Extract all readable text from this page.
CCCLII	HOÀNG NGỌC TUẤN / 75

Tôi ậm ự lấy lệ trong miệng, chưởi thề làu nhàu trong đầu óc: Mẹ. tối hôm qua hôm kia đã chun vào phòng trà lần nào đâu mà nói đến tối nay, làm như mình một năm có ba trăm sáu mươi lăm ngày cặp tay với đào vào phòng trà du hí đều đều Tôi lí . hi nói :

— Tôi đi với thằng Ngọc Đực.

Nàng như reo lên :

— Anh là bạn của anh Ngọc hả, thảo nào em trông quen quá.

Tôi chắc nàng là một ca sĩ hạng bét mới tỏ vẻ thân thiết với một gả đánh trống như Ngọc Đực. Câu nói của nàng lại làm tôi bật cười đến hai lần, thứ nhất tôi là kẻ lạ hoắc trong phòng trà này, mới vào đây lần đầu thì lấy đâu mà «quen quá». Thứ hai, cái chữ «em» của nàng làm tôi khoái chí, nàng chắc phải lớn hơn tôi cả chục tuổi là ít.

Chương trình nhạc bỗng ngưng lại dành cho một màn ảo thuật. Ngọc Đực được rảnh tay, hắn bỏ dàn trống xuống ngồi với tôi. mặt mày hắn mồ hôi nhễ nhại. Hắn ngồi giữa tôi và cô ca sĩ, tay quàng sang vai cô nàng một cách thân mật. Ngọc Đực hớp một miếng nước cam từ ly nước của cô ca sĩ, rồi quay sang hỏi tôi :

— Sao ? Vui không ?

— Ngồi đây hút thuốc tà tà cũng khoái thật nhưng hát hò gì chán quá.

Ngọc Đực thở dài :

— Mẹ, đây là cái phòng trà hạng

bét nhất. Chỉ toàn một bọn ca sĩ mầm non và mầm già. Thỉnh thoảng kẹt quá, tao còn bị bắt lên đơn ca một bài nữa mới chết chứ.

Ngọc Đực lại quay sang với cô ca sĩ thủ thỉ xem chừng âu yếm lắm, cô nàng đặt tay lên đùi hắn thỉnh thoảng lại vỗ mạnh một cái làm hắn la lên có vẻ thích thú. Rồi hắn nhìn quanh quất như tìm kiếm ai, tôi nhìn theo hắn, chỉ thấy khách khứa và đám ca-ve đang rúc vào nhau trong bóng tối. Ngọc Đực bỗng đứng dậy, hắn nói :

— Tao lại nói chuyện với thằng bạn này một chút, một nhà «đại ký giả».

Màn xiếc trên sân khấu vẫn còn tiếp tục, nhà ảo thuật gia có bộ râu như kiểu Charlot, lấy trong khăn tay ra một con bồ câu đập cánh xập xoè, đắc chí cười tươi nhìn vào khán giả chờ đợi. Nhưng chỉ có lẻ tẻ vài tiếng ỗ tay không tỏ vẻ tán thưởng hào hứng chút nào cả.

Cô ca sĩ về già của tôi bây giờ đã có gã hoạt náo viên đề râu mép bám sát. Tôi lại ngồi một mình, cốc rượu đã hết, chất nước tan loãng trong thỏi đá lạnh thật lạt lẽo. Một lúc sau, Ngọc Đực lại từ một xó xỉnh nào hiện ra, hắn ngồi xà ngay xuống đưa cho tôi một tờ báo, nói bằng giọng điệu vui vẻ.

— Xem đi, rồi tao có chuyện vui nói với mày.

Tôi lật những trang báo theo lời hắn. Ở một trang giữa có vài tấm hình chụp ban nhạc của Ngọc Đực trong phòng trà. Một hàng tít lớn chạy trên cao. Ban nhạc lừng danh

※ ※ ※

Request —
Look through the data and gather every line with the string "hạng" in it.

Complete response —
Tôi chắc nàng là một ca sĩ hạng bét mới tỏ vẻ thân thiết với một gả đánh trống như Ngọc Đực. Câu nói của nàng lại làm tôi bật cười đến hai lần, thứ nhất tôi là kẻ lạ hoắc trong phòng trà này, mới vào đây lần đầu thì lấy đâu mà «quen quá». Thứ hai, cái chữ «em» của nàng làm tôi khoái chí, nàng chắc phải lớn hơn tôi cả chục tuổi là ít.
— Mẹ, đây là cái phòng trà hạng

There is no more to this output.